## PROMPT
Copy every line that mentions the word "Precio".

Start DATA SUPPLIED

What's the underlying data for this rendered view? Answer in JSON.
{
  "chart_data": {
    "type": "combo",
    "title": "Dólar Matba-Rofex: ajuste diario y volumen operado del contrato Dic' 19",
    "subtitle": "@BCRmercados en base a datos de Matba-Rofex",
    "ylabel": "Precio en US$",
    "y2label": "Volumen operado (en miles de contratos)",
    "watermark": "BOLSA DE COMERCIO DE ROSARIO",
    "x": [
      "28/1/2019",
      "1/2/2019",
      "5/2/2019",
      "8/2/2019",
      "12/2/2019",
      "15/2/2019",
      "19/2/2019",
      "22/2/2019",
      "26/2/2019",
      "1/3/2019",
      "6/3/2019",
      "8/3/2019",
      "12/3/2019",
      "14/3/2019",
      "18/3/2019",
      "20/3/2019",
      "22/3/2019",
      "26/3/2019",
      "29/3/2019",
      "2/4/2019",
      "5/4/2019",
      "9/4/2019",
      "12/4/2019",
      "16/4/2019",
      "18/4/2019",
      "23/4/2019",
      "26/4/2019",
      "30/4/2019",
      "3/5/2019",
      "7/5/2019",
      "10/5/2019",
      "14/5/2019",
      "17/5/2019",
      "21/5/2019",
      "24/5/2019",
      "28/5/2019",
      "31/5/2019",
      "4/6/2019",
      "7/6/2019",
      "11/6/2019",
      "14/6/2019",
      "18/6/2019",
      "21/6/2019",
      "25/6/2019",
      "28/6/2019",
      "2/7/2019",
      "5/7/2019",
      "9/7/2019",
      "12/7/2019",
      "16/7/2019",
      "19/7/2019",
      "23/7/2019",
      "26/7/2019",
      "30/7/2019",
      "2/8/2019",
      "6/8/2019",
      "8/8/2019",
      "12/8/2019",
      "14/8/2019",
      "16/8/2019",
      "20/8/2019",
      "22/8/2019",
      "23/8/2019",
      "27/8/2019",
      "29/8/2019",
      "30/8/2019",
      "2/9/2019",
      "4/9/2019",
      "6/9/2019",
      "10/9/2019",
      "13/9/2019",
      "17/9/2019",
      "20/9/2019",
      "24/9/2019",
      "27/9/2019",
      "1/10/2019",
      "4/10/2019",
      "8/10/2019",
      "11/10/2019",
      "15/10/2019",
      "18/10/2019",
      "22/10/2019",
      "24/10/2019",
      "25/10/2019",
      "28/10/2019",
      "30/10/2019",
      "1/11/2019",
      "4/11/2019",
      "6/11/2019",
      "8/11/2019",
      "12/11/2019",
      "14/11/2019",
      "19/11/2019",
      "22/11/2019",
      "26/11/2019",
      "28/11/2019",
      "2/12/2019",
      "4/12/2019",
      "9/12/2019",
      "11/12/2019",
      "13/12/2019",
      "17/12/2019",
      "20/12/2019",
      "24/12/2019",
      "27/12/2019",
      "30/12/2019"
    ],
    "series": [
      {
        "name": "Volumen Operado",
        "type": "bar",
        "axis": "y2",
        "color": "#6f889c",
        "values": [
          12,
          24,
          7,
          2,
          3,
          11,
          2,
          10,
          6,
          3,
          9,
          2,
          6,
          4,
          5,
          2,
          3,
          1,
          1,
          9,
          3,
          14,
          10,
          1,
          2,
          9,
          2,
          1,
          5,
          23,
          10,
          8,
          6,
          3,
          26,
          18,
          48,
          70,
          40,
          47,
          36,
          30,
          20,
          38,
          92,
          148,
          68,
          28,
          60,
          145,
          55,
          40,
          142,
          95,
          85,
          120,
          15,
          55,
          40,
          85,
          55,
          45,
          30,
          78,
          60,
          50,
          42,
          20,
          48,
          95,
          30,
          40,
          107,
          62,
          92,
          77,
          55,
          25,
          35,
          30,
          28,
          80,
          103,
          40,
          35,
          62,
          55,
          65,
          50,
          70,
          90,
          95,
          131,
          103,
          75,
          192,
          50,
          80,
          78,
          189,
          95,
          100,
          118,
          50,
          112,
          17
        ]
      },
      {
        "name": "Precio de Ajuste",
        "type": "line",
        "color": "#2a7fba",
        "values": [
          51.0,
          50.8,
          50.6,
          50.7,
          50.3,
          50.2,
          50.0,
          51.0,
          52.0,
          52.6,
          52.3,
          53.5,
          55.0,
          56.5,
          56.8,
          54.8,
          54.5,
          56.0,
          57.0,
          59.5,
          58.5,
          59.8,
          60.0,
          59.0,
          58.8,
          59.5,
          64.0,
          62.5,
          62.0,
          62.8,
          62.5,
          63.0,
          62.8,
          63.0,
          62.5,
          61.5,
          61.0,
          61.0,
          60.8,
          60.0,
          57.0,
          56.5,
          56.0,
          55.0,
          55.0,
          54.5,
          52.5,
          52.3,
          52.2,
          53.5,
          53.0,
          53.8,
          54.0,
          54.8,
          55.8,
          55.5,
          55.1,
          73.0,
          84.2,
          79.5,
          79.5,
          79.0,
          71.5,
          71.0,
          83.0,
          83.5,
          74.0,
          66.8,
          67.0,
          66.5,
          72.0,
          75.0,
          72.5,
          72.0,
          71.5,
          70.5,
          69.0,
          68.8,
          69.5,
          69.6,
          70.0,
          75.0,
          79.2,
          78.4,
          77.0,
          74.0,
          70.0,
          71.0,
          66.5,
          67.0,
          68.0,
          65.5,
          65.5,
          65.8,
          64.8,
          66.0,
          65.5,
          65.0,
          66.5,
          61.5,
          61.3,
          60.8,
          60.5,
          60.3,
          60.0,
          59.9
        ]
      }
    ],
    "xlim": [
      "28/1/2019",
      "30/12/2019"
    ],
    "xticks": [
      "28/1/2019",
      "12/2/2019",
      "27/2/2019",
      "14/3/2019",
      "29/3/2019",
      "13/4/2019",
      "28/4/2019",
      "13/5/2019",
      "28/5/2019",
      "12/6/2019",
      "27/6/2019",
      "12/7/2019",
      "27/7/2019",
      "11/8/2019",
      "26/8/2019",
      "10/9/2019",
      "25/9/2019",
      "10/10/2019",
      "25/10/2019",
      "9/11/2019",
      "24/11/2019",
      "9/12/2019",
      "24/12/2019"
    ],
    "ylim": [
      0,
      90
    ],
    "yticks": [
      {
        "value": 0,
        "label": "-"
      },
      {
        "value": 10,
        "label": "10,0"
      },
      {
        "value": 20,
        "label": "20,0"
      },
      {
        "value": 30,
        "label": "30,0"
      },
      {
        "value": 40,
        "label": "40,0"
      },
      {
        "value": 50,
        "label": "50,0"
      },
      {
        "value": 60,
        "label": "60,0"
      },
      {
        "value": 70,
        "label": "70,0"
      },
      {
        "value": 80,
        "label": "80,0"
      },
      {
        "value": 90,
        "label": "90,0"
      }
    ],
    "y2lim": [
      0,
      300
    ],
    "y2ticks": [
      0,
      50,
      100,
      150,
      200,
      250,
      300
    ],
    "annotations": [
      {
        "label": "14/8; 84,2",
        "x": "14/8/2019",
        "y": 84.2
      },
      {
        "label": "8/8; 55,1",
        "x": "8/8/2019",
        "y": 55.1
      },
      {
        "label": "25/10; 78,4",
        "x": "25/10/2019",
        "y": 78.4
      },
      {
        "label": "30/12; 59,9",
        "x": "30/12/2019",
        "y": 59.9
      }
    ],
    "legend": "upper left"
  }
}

End DATA SUPPLIED

## PROBLEM SOLUTION
    "ylabel": "Precio en US$",
        "name": "Precio de Ajuste",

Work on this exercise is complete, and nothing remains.